And I wanted also to say that the violence, imagery that the church
provided, just as you guys were saying, well, was for the majority
just fiction.

CONAN: Yeah.

ALEX: I mean, we just need to look to the Ottoman Empire, if nothing
else, to see that Christians and Jews could live in harmony with
Muslims. Obviously the Ottoman Empire was a Muslim…

CONAN: Well, Thomas Asbridge, let’s go to Alex’s first point. What
was it that motivated the Crusaders? Was it plunder or piety?

Mr. ASBRIDGE: Well, I guess what Alex is getting at has been a very
strong current of thought for historians over the last 50, even 100
years. It’s bee, I guess, one of the great debates: What caused a
hundred thousand people to suddenly decide to leave their homes and
travel 3,000 miles? Now what Alex is presenting is, I guess, one side
of the argument, the idea that plunder, that booty, that greed is the
motivating force.

I think we have to realize that the medieval people had the same
brains inside their head as we do. They had many of the same
emotions. They were complex human beings, and I wouldn’t like to
characterize an 11th century man or woman as a simplistic person, as
someone who has, you know, a very basic, individual set of
motivations.

Having said that, I think there are elements of greed, but I have to
argue very, very strongly that piety’s an incredibly powerful
motivating force for the Crusaders. We see time and again through the
course of this expedition that what really makes a difference for
them is their belief in what they think is Christian action. We might
think of it as horrific, as something that should be condemned, that
is totally unholy. But for them, what they’re engaged in is a holy
war, and it is cleansing them of sin. It is getting them a place in
heaven, and that, I think, is the most powerful motivator.

CONAN: Alex?

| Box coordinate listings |
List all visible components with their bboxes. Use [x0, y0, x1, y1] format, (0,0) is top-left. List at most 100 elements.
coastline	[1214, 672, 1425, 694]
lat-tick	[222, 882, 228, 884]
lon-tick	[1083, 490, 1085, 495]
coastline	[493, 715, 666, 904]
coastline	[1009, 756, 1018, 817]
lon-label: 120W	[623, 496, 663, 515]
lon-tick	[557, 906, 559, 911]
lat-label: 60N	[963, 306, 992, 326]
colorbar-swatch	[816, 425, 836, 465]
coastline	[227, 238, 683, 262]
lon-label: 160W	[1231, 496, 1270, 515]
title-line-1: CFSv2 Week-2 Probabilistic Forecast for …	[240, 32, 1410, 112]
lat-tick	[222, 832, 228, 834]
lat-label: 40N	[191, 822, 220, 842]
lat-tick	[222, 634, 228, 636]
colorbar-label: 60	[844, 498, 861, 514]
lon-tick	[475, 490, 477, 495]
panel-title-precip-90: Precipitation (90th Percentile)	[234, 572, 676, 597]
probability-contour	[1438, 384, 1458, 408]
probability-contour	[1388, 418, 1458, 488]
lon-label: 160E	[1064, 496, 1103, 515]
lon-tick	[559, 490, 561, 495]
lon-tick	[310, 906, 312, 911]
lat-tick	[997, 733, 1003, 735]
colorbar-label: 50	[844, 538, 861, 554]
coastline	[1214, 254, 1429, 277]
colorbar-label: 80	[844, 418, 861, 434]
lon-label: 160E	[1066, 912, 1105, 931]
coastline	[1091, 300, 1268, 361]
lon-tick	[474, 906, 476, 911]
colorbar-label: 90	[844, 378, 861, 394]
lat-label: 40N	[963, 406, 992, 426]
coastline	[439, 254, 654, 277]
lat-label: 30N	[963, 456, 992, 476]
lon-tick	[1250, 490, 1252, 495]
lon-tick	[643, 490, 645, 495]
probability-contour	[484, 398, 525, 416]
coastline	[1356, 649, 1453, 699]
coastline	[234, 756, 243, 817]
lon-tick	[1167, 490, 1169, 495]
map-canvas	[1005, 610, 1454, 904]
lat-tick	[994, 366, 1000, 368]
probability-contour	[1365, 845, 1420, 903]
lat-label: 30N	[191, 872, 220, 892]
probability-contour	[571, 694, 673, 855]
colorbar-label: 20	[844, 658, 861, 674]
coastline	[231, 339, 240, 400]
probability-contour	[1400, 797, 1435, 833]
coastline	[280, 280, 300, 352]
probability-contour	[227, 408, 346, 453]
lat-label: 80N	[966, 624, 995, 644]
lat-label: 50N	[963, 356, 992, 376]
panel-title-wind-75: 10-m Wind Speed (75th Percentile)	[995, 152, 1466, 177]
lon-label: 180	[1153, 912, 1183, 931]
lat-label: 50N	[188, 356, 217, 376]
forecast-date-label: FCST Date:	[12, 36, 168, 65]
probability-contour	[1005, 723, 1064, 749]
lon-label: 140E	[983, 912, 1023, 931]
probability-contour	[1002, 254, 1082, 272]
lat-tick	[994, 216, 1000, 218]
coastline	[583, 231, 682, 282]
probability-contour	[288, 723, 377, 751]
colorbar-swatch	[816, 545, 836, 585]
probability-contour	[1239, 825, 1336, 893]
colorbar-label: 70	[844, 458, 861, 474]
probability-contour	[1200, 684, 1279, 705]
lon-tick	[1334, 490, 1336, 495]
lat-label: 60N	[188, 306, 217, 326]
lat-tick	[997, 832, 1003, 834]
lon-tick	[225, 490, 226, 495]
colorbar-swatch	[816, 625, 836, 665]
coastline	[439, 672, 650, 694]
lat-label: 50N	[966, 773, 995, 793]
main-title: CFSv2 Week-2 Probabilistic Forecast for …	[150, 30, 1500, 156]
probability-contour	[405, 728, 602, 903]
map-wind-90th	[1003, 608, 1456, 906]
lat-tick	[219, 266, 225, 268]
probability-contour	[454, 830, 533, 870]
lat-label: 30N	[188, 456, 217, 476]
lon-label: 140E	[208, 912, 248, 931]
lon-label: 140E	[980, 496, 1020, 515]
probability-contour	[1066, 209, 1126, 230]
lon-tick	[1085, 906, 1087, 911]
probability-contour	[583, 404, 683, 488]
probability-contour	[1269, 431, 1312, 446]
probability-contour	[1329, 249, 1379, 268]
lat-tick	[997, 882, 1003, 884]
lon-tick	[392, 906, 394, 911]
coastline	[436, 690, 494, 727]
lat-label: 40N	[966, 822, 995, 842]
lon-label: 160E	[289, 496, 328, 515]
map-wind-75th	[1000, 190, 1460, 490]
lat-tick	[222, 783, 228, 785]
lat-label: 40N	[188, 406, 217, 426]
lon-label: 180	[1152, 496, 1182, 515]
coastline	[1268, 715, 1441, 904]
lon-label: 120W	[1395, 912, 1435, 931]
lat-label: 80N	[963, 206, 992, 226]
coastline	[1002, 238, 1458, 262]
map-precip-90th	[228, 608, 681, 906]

---

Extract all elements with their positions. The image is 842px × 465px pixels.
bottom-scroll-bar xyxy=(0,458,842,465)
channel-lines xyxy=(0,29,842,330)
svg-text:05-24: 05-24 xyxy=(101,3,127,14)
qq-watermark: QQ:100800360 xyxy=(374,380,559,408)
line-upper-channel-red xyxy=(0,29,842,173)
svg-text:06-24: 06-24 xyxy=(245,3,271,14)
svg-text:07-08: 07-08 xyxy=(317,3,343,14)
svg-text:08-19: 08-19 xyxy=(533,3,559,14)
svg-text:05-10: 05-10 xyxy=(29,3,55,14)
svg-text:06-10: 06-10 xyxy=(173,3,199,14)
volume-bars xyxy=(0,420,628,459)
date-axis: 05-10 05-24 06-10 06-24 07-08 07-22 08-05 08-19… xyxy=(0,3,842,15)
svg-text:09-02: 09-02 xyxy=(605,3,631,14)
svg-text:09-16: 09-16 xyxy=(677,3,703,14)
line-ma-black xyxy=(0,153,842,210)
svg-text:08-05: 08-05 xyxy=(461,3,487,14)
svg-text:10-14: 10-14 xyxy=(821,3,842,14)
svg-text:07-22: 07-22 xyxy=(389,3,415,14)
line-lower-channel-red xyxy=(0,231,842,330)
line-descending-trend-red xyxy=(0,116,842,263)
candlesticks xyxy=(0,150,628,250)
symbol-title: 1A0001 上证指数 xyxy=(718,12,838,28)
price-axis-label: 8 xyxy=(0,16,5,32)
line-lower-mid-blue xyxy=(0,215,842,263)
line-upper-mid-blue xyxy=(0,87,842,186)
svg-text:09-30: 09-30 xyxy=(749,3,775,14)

| Directives |
1) In the Crusades discussion, how many miles does Asbridge say the hundred thousand people traveled?
2) Go on with the Crusades discussion from its last line.
These rows have no connection to the Crusades discussion.

| Final answers |
1) 3,000 miles.

2)
ALEX: Yes. Well, I didn’t want to interrupt. I wasn’t saying that
everybody had that kind of motivation at all. I’m just saying that
was part of it. In fact, if we consider what Europe was in–I mean,
Christian unity unified Europe under Christian religion was not
achieved if we want to really look at it closely until the 13th
century. So obviously these people, you know, had to have some other
kind of motivation. I’m not saying that everybody did, but evidently
there was that kind of element. That’s all I have to say.

CONAN: Thanks for the call, Alex.

Thomas Asbridge, you point out in your book that this–the depth of
this belief, not just in the power of the pope to make it possible
for you to expunge your sins, but also in the power of saints and
relics and that sort of thing. This was not confined simply to the
common people. This was something everyone believed.

Mr. ASBRIDGE: Yeah, absolutely. We shouldn’t imagine that this was,
you know, the opiate of the masses. This was just, you know, an idea
of religion, common religion for the poor. These ideas about
sanctified violence, about the cleansing of sin, and even as you say,
the power of saints and relics, stretched all the way from pauper
right up to prince and to pope, of course. And so it’s widespread
throughout the armies. You know, as Alex was saying, there are
certainly individuals that we can pick on that we might say had
acquisitive motivations, but even they show elements of extreme piety
from time to time. So I think we have to realize that it’s an ongoing
and very powerful force during this expedition.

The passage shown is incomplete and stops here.